__Directions for this task__.
Extract every line that includes the string "title".

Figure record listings
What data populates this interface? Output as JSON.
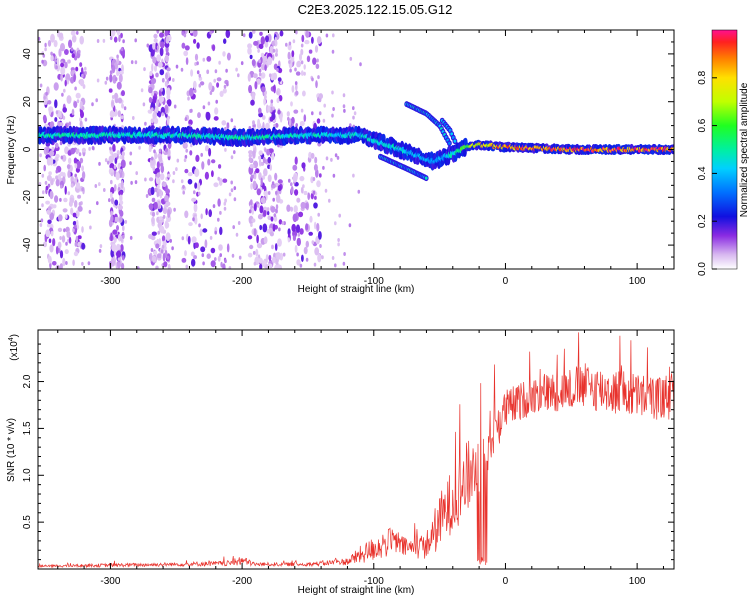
{
  "title": "C2E3.2025.122.15.05.G12",
  "chart_data": [
    {
      "type": "heatmap",
      "title": "C2E3.2025.122.15.05.G12",
      "xlabel": "Height of straight line (km)",
      "ylabel": "Frequency (Hz)",
      "xlim": [
        -355,
        128
      ],
      "ylim": [
        -50,
        50
      ],
      "x_ticks": [
        -300,
        -200,
        -100,
        0,
        100
      ],
      "x_tick_labels": [
        "-300",
        "-200",
        "-100",
        "0",
        "100"
      ],
      "y_ticks": [
        -40,
        -20,
        0,
        20,
        40
      ],
      "y_tick_labels": [
        "-40",
        "-20",
        "0",
        "20",
        "40"
      ],
      "colorbar": {
        "label": "Normalized spectral amplitude",
        "range": [
          0,
          1
        ],
        "ticks": [
          0.0,
          0.2,
          0.4,
          0.6,
          0.8
        ],
        "tick_labels": [
          "0.0",
          "0.2",
          "0.4",
          "0.6",
          "0.8"
        ]
      },
      "ridge": {
        "description_points_height_km": [
          -345,
          -300,
          -250,
          -200,
          -150,
          -110,
          -90,
          -70,
          -55,
          -45,
          -30,
          -20,
          0,
          50,
          100,
          125
        ],
        "frequency_hz": [
          6,
          6,
          6,
          5,
          6,
          6,
          2,
          -2,
          -5,
          -3,
          1,
          2,
          1,
          0,
          0,
          0
        ],
        "amplitude": [
          0.5,
          0.45,
          0.45,
          0.5,
          0.45,
          0.45,
          0.45,
          0.4,
          0.35,
          0.4,
          0.6,
          0.75,
          0.85,
          0.9,
          0.9,
          0.9
        ]
      },
      "branches": [
        {
          "height_km": [
            -75,
            -60,
            -50,
            -42
          ],
          "frequency_hz": [
            19,
            15,
            10,
            2
          ]
        },
        {
          "height_km": [
            -48,
            -42,
            -38
          ],
          "frequency_hz": [
            12,
            8,
            3
          ]
        },
        {
          "height_km": [
            -95,
            -75,
            -60
          ],
          "frequency_hz": [
            -3,
            -8,
            -12
          ]
        }
      ]
    },
    {
      "type": "line",
      "xlabel": "Height of straight line (km)",
      "ylabel": "SNR (10 * v/v)",
      "y_scale_label": "(x10",
      "y_scale_exponent": "4",
      "xlim": [
        -355,
        128
      ],
      "ylim": [
        0,
        2.55
      ],
      "x_ticks": [
        -300,
        -200,
        -100,
        0,
        100
      ],
      "x_tick_labels": [
        "-300",
        "-200",
        "-100",
        "0",
        "100"
      ],
      "y_ticks": [
        0.5,
        1.0,
        1.5,
        2.0
      ],
      "y_tick_labels": [
        "0.5",
        "1.0",
        "1.5",
        "2.0"
      ],
      "series": [
        {
          "name": "SNR",
          "color": "#e8322c",
          "envelope_x_km": [
            -355,
            -300,
            -250,
            -210,
            -200,
            -190,
            -150,
            -120,
            -110,
            -95,
            -85,
            -75,
            -60,
            -50,
            -40,
            -30,
            -20,
            -10,
            0,
            20,
            40,
            60,
            80,
            100,
            128
          ],
          "envelope_mean": [
            0.03,
            0.04,
            0.05,
            0.06,
            0.09,
            0.05,
            0.05,
            0.08,
            0.15,
            0.25,
            0.3,
            0.22,
            0.25,
            0.5,
            0.75,
            0.95,
            1.15,
            1.45,
            1.7,
            1.85,
            1.9,
            1.95,
            1.9,
            1.85,
            1.8
          ],
          "envelope_spread": [
            0.01,
            0.02,
            0.02,
            0.03,
            0.05,
            0.02,
            0.02,
            0.04,
            0.1,
            0.15,
            0.15,
            0.1,
            0.15,
            0.3,
            0.35,
            0.4,
            0.35,
            0.3,
            0.22,
            0.2,
            0.22,
            0.25,
            0.25,
            0.25,
            0.22
          ]
        }
      ]
    }
  ]
}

__Answer for this exercise__.
  "title": "C2E3.2025.122.15.05.G12",
      "title": "C2E3.2025.122.15.05.G12",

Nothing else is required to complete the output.